→ Exercise aim
All lines below must be repeated exactly, with the pictures omitted.

→ Supplied material
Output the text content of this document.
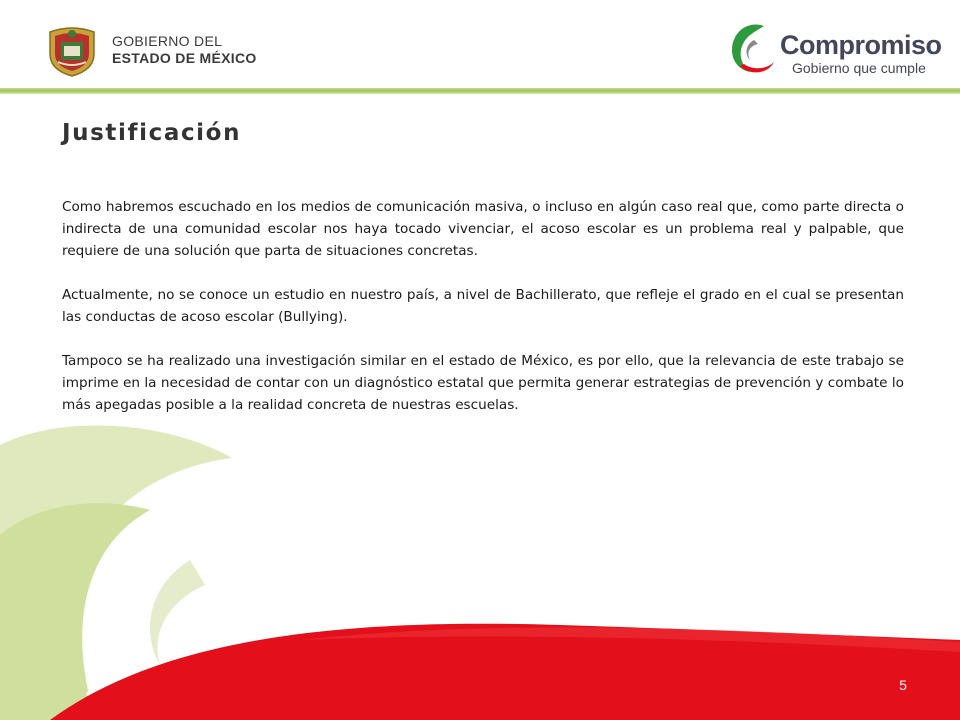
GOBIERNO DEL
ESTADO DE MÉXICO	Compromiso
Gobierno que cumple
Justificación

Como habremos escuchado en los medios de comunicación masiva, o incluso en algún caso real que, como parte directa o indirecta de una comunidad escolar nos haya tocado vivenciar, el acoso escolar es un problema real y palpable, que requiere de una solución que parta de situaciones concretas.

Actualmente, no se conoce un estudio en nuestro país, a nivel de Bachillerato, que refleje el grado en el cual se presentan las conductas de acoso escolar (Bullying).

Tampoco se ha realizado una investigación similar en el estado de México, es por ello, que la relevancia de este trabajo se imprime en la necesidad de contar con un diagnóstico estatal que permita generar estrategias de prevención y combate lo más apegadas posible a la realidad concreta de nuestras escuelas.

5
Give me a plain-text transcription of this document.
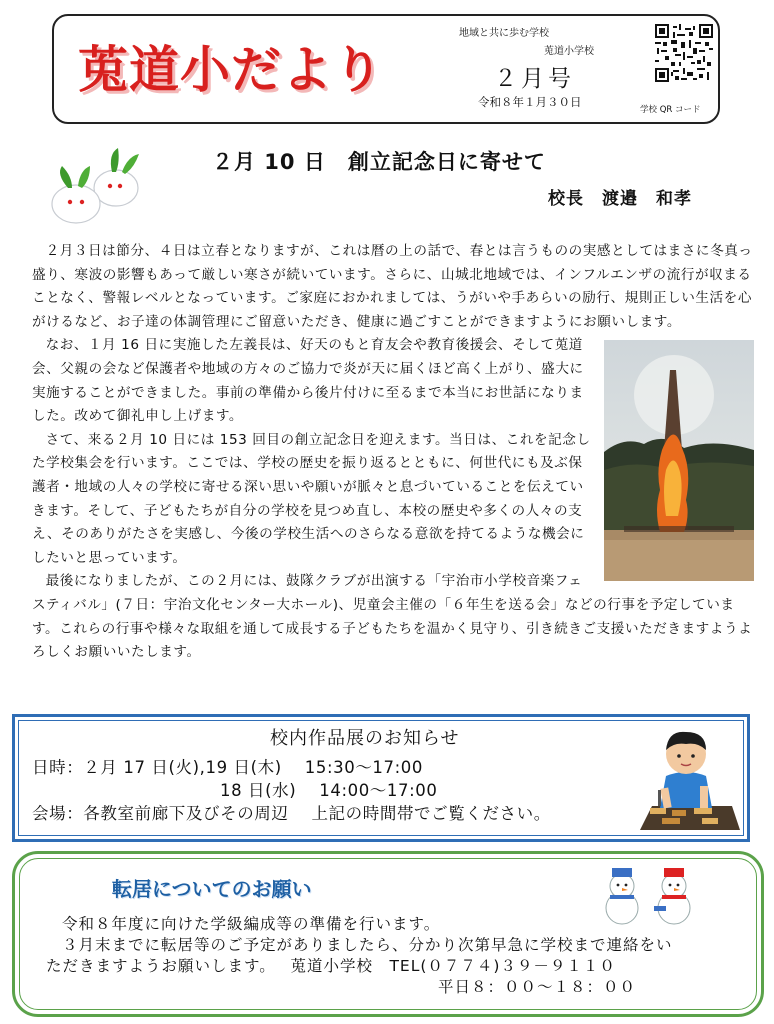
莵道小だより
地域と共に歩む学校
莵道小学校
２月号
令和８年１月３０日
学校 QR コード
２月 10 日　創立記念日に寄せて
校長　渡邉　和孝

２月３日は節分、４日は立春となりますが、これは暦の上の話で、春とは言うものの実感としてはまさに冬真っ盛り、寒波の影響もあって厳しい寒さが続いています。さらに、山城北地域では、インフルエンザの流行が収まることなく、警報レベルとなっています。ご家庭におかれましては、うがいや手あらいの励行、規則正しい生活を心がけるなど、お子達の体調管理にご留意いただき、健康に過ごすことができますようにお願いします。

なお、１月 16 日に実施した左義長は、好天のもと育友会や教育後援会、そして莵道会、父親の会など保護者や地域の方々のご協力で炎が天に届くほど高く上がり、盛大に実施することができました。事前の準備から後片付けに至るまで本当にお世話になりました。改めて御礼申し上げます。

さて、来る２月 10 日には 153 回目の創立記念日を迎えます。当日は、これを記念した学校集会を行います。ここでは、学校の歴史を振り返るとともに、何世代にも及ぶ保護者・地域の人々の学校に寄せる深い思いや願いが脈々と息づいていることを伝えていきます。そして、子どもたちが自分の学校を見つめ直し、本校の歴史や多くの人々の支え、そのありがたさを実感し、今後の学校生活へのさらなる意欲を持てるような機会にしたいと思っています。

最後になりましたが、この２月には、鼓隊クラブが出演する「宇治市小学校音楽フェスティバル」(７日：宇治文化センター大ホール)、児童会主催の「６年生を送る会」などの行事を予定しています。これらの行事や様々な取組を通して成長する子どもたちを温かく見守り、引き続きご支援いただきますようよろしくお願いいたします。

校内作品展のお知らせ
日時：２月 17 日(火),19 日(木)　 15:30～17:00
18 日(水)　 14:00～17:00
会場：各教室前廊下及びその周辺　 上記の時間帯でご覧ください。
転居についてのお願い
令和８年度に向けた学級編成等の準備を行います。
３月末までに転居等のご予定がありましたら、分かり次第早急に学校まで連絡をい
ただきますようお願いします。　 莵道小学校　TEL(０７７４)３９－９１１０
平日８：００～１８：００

→ Exercise solution
Output the text content of this document.
GOBIERNO DEL
ESTADO DE MÉXICO	Compromiso
Gobierno que cumple
Justificación

Como habremos escuchado en los medios de comunicación masiva, o incluso en algún caso real que, como parte directa o indirecta de una comunidad escolar nos haya tocado vivenciar, el acoso escolar es un problema real y palpable, que requiere de una solución que parta de situaciones concretas.

Actualmente, no se conoce un estudio en nuestro país, a nivel de Bachillerato, que refleje el grado en el cual se presentan las conductas de acoso escolar (Bullying).

Tampoco se ha realizado una investigación similar en el estado de México, es por ello, que la relevancia de este trabajo se imprime en la necesidad de contar con un diagnóstico estatal que permita generar estrategias de prevención y combate lo más apegadas posible a la realidad concreta de nuestras escuelas.

5
Give me a plain-text transcription of this document.
莵道小だより
地域と共に歩む学校
莵道小学校
２月号
令和８年１月３０日
学校 QR コード
２月 10 日　創立記念日に寄せて
校長　渡邉　和孝

２月３日は節分、４日は立春となりますが、これは暦の上の話で、春とは言うものの実感としてはまさに冬真っ盛り、寒波の影響もあって厳しい寒さが続いています。さらに、山城北地域では、インフルエンザの流行が収まることなく、警報レベルとなっています。ご家庭におかれましては、うがいや手あらいの励行、規則正しい生活を心がけるなど、お子達の体調管理にご留意いただき、健康に過ごすことができますようにお願いします。

なお、１月 16 日に実施した左義長は、好天のもと育友会や教育後援会、そして莵道会、父親の会など保護者や地域の方々のご協力で炎が天に届くほど高く上がり、盛大に実施することができました。事前の準備から後片付けに至るまで本当にお世話になりました。改めて御礼申し上げます。

さて、来る２月 10 日には 153 回目の創立記念日を迎えます。当日は、これを記念した学校集会を行います。ここでは、学校の歴史を振り返るとともに、何世代にも及ぶ保護者・地域の人々の学校に寄せる深い思いや願いが脈々と息づいていることを伝えていきます。そして、子どもたちが自分の学校を見つめ直し、本校の歴史や多くの人々の支え、そのありがたさを実感し、今後の学校生活へのさらなる意欲を持てるような機会にしたいと思っています。

最後になりましたが、この２月には、鼓隊クラブが出演する「宇治市小学校音楽フェスティバル」(７日：宇治文化センター大ホール)、児童会主催の「６年生を送る会」などの行事を予定しています。これらの行事や様々な取組を通して成長する子どもたちを温かく見守り、引き続きご支援いただきますようよろしくお願いいたします。

校内作品展のお知らせ
日時：２月 17 日(火),19 日(木)　 15:30～17:00
18 日(水)　 14:00～17:00
会場：各教室前廊下及びその周辺　 上記の時間帯でご覧ください。
転居についてのお願い
令和８年度に向けた学級編成等の準備を行います。
３月末までに転居等のご予定がありましたら、分かり次第早急に学校まで連絡をい
ただきますようお願いします。　 莵道小学校　TEL(０７７４)３９－９１１０
平日８：００～１８：００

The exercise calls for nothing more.